§ **WHAT YOU NEED TO DO**: Nothing in the records may be left out or altered; reproduce them all exactly.

^^^^^^^^^^^^^^^^

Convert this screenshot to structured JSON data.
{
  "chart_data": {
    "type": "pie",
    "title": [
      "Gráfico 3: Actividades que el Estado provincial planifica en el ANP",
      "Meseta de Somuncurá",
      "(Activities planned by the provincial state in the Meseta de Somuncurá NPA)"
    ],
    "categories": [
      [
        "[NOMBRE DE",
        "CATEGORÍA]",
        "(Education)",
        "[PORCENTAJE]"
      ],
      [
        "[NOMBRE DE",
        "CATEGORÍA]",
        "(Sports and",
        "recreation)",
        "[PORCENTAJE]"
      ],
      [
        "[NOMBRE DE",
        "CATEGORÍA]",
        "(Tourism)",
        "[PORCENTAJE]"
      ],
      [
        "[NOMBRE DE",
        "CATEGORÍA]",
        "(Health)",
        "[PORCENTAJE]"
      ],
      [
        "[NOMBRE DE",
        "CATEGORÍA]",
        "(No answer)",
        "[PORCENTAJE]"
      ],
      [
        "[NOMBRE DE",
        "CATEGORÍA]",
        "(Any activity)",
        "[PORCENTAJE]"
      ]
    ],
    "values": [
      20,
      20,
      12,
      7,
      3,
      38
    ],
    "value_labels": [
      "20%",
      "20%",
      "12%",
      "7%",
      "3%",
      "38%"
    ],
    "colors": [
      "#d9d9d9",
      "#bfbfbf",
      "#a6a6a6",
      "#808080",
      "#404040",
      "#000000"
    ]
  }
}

^^^^^^^^^^^^^^^^

§ **EXERCISE RESPONSE**:
Convert this screenshot to structured JSON data.
{
  "chart_data": {
    "type": "pie",
    "title": [
      "Gráfico 3: Actividades que el Estado provincial planifica en el ANP",
      "Meseta de Somuncurá",
      "(Activities planned by the provincial state in the Meseta de Somuncurá NPA)"
    ],
    "categories": [
      [
        "[NOMBRE DE",
        "CATEGORÍA]",
        "(Education)",
        "[PORCENTAJE]"
      ],
      [
        "[NOMBRE DE",
        "CATEGORÍA]",
        "(Sports and",
        "recreation)",
        "[PORCENTAJE]"
      ],
      [
        "[NOMBRE DE",
        "CATEGORÍA]",
        "(Tourism)",
        "[PORCENTAJE]"
      ],
      [
        "[NOMBRE DE",
        "CATEGORÍA]",
        "(Health)",
        "[PORCENTAJE]"
      ],
      [
        "[NOMBRE DE",
        "CATEGORÍA]",
        "(No answer)",
        "[PORCENTAJE]"
      ],
      [
        "[NOMBRE DE",
        "CATEGORÍA]",
        "(Any activity)",
        "[PORCENTAJE]"
      ]
    ],
    "values": [
      20,
      20,
      12,
      7,
      3,
      38
    ],
    "value_labels": [
      "20%",
      "20%",
      "12%",
      "7%",
      "3%",
      "38%"
    ],
    "colors": [
      "#d9d9d9",
      "#bfbfbf",
      "#a6a6a6",
      "#808080",
      "#404040",
      "#000000"
    ]
  }
}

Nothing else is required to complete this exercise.